Please identify every line in the records below that contains the string "bracket", and copy each of those lines.
START Data provided
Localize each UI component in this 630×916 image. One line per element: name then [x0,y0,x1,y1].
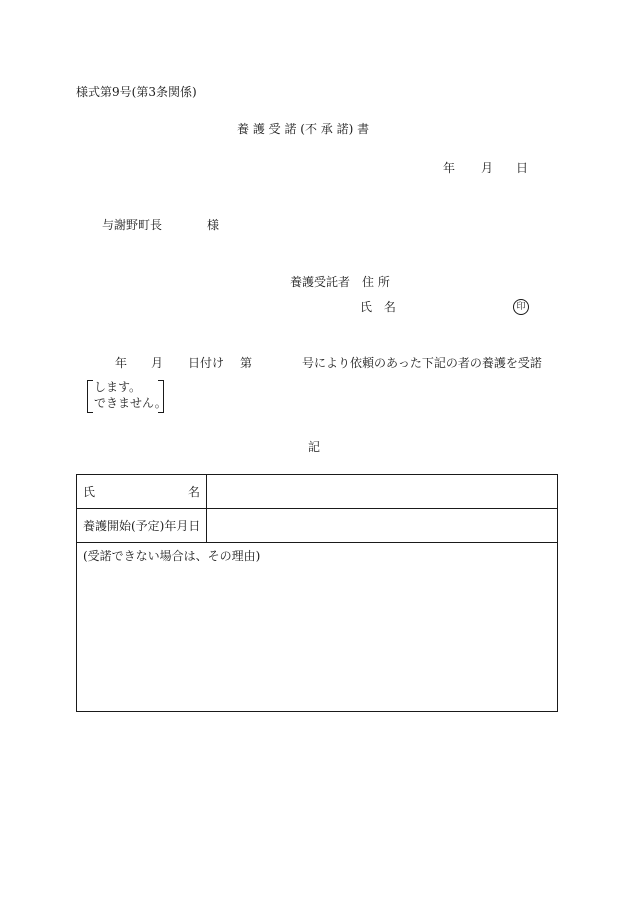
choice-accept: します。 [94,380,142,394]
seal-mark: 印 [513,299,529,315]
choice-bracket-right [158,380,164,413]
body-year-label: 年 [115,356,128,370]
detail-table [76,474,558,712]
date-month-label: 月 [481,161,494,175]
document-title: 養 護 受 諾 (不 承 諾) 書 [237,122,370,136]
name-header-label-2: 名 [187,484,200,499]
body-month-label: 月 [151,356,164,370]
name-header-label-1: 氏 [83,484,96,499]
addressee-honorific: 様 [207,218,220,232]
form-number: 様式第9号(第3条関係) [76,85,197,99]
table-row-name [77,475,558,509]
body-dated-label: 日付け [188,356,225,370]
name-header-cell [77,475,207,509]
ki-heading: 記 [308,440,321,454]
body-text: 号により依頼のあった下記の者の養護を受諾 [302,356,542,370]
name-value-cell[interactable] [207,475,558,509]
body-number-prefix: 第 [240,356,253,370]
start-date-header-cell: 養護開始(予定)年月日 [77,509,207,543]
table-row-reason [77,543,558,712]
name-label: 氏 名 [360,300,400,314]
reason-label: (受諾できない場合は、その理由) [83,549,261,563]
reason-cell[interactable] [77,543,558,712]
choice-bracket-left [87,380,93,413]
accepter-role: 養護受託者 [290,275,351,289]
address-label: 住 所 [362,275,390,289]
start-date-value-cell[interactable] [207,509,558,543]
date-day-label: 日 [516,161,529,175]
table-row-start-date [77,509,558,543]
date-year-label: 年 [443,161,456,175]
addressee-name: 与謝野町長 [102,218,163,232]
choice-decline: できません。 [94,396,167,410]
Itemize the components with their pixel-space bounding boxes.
END Data provided
## Solution below
choice-bracket-right [158,380,164,413]
choice-bracket-left [87,380,93,413]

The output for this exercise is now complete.